## Data supplied

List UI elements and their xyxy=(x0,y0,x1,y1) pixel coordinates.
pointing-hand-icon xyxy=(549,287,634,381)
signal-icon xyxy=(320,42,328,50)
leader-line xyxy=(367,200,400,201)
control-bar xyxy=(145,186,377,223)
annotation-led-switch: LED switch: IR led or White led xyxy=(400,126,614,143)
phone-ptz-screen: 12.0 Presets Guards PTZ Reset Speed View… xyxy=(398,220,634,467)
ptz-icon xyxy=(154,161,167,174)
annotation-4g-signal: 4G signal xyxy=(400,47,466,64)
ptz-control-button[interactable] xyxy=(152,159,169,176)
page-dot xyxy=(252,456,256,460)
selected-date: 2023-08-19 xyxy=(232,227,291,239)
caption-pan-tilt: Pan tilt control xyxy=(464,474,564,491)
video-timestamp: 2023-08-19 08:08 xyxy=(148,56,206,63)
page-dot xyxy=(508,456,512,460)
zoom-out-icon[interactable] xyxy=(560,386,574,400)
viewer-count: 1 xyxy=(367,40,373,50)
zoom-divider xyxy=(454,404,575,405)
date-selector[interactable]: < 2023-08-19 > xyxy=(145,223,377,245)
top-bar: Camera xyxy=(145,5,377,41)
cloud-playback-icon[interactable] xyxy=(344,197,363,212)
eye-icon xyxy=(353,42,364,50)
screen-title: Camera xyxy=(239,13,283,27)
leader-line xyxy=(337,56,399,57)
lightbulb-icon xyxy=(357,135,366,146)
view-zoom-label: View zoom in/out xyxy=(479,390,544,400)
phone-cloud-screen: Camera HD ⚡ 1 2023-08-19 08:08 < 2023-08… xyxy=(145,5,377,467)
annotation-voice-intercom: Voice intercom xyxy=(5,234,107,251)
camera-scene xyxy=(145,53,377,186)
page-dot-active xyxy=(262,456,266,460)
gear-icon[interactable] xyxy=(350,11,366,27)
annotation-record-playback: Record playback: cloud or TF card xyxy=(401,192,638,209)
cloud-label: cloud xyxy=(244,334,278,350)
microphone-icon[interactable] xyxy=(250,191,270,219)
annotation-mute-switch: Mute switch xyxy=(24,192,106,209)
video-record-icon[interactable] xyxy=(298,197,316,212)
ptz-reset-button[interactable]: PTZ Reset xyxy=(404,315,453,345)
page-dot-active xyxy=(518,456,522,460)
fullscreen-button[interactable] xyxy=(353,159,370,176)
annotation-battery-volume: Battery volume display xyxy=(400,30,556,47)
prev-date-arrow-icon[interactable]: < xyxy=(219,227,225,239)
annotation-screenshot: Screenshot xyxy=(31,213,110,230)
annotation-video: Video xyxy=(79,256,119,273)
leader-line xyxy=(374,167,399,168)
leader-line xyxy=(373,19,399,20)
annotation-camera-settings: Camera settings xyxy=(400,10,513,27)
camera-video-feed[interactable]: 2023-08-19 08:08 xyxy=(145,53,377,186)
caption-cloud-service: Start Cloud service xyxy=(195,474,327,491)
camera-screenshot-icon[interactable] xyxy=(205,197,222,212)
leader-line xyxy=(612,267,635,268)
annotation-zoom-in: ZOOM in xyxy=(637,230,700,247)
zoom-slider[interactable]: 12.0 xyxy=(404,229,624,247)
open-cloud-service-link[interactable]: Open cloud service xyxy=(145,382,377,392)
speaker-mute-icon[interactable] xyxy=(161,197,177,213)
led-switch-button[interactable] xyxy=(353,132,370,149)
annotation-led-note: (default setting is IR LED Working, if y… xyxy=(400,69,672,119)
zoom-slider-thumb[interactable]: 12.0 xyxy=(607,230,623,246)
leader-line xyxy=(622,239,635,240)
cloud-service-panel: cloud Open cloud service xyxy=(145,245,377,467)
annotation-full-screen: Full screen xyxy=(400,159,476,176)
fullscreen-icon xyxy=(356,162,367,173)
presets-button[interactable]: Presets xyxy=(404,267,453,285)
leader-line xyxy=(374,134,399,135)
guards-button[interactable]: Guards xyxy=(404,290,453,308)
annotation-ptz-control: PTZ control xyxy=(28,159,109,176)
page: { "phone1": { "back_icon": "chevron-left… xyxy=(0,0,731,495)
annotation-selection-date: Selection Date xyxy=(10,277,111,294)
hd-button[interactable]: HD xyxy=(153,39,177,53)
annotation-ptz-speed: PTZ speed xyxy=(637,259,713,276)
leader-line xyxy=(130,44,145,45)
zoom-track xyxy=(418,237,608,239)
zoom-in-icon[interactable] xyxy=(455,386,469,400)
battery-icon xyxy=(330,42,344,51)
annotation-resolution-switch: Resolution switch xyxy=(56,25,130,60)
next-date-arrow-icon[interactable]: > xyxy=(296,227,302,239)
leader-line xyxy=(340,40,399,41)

==

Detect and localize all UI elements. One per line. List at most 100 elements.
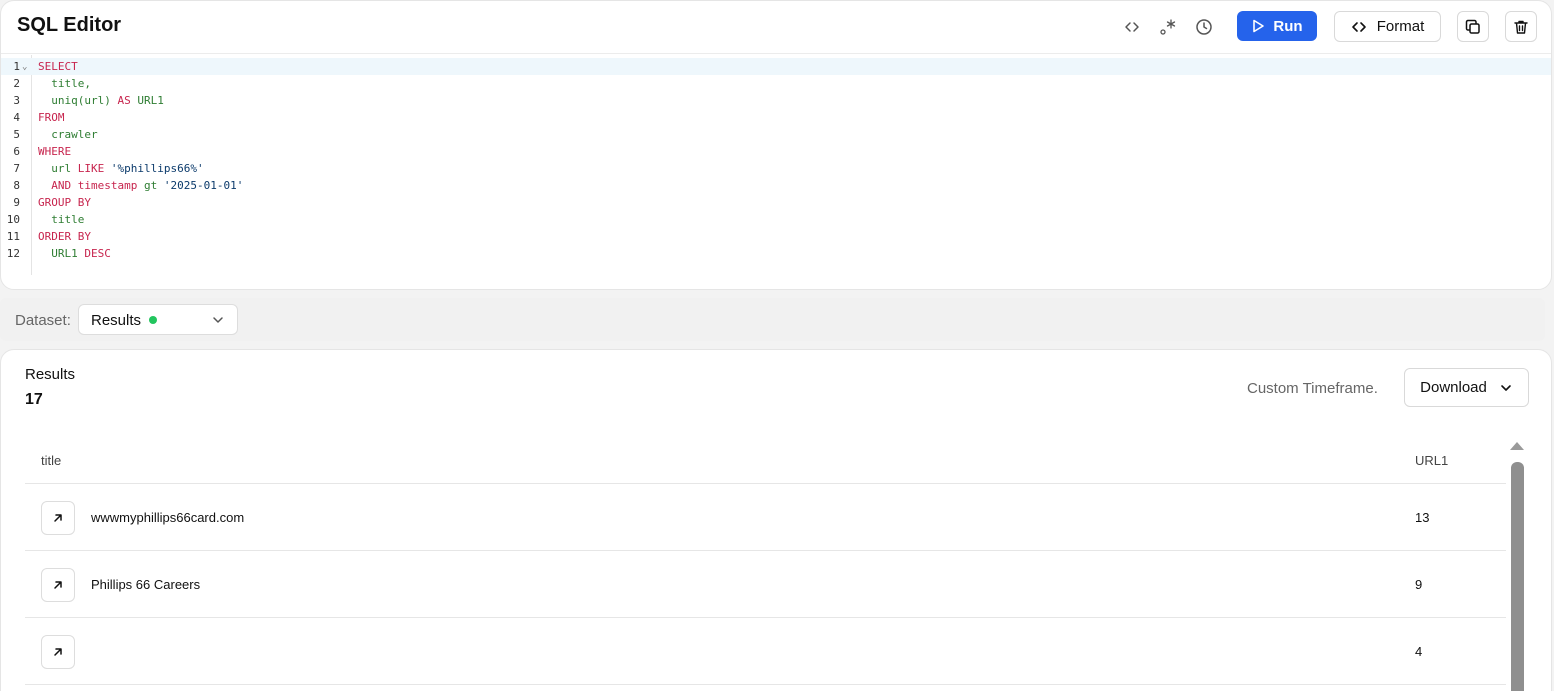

--

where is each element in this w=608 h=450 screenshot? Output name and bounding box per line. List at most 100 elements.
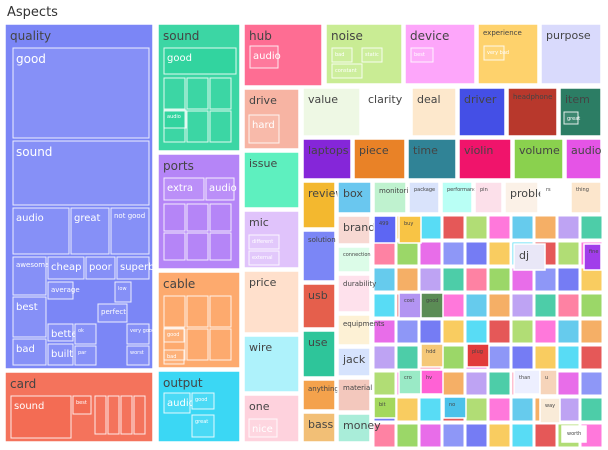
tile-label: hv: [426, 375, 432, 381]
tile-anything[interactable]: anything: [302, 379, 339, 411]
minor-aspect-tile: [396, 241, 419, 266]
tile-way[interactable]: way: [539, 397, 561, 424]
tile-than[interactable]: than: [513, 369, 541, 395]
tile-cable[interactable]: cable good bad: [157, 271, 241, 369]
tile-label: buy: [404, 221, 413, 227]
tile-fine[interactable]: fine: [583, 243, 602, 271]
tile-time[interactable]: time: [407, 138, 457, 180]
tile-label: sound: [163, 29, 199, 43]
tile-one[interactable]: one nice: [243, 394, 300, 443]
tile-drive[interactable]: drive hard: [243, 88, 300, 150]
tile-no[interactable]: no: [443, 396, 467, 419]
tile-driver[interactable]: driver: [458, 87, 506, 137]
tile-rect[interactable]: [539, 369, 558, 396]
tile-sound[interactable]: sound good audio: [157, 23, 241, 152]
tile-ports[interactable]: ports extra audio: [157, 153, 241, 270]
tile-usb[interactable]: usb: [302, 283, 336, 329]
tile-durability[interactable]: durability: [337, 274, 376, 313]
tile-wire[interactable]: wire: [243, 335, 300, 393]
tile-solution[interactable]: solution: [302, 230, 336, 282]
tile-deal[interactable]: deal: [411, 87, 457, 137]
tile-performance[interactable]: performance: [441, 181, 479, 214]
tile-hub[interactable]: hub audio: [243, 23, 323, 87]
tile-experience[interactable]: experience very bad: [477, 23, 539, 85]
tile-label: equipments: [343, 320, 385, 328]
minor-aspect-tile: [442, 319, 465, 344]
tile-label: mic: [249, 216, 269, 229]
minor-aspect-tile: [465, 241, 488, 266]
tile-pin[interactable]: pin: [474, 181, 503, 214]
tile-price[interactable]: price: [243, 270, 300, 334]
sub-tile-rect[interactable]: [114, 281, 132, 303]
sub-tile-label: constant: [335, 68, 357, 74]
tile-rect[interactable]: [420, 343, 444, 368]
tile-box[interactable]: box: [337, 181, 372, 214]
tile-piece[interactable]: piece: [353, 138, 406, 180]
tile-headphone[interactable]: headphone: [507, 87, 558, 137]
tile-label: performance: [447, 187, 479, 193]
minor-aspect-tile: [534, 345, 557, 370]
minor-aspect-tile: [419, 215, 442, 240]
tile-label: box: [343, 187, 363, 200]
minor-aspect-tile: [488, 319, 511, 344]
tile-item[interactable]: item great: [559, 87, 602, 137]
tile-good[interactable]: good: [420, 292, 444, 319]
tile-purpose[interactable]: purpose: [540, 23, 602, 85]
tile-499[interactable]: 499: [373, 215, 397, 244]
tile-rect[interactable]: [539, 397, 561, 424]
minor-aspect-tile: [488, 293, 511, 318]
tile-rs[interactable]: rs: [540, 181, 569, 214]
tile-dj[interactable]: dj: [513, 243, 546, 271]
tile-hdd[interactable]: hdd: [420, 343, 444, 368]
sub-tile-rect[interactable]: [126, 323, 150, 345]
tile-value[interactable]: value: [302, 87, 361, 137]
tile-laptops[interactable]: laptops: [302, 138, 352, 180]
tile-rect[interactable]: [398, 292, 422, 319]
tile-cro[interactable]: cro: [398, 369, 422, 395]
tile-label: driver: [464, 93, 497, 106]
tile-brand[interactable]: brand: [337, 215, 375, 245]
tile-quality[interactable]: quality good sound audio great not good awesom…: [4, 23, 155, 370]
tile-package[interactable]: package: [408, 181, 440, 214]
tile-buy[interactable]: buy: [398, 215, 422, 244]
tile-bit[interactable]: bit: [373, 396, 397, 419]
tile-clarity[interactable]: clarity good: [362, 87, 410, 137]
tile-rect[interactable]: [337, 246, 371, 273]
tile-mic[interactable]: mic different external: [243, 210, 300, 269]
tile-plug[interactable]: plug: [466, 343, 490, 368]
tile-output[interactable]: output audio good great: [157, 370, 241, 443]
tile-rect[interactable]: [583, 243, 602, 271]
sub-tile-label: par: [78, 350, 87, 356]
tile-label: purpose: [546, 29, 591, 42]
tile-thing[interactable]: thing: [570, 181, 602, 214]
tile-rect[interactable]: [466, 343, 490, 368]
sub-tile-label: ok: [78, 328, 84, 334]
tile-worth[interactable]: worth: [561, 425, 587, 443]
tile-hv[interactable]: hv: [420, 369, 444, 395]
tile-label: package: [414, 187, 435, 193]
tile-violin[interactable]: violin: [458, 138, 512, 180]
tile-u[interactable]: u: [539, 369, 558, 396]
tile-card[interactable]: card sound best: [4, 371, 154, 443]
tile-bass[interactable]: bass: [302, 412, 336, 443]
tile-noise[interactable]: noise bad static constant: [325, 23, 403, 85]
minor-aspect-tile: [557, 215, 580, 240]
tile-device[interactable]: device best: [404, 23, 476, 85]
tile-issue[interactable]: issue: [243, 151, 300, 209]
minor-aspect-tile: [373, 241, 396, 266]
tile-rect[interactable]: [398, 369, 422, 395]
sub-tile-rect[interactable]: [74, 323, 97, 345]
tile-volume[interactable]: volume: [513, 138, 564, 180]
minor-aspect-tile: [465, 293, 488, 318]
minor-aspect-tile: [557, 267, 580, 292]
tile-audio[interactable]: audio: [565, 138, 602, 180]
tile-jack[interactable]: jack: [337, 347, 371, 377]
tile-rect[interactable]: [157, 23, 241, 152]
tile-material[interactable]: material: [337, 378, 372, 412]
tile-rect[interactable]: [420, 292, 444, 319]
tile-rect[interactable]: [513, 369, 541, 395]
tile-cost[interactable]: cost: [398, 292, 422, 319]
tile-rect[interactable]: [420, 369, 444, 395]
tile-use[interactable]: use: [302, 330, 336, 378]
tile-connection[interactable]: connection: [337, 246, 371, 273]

## Exercise task
Write out the rows that start with the line containing "List UI elements" and end with the line containing "video-record-icon[interactable] xyxy=(298,197,316,212)", both ends included, with each line reproduced verbatim.

## Reply to the exercise
List UI elements and their xyxy=(x0,y0,x1,y1) pixel coordinates.
pointing-hand-icon xyxy=(549,287,634,381)
signal-icon xyxy=(320,42,328,50)
leader-line xyxy=(367,200,400,201)
control-bar xyxy=(145,186,377,223)
annotation-led-switch: LED switch: IR led or White led xyxy=(400,126,614,143)
phone-ptz-screen: 12.0 Presets Guards PTZ Reset Speed View… xyxy=(398,220,634,467)
ptz-icon xyxy=(154,161,167,174)
annotation-4g-signal: 4G signal xyxy=(400,47,466,64)
ptz-control-button[interactable] xyxy=(152,159,169,176)
page-dot xyxy=(252,456,256,460)
selected-date: 2023-08-19 xyxy=(232,227,291,239)
caption-pan-tilt: Pan tilt control xyxy=(464,474,564,491)
video-timestamp: 2023-08-19 08:08 xyxy=(148,56,206,63)
page-dot xyxy=(508,456,512,460)
zoom-out-icon[interactable] xyxy=(560,386,574,400)
viewer-count: 1 xyxy=(367,40,373,50)
zoom-divider xyxy=(454,404,575,405)
date-selector[interactable]: < 2023-08-19 > xyxy=(145,223,377,245)
top-bar: Camera xyxy=(145,5,377,41)
cloud-playback-icon[interactable] xyxy=(344,197,363,212)
eye-icon xyxy=(353,42,364,50)
screen-title: Camera xyxy=(239,13,283,27)
leader-line xyxy=(337,56,399,57)
lightbulb-icon xyxy=(357,135,366,146)
view-zoom-label: View zoom in/out xyxy=(479,390,544,400)
phone-cloud-screen: Camera HD ⚡ 1 2023-08-19 08:08 < 2023-08… xyxy=(145,5,377,467)
annotation-voice-intercom: Voice intercom xyxy=(5,234,107,251)
camera-scene xyxy=(145,53,377,186)
page-dot-active xyxy=(262,456,266,460)
gear-icon[interactable] xyxy=(350,11,366,27)
annotation-record-playback: Record playback: cloud or TF card xyxy=(401,192,638,209)
cloud-label: cloud xyxy=(244,334,278,350)
microphone-icon[interactable] xyxy=(250,191,270,219)
annotation-mute-switch: Mute switch xyxy=(24,192,106,209)
video-record-icon[interactable] xyxy=(298,197,316,212)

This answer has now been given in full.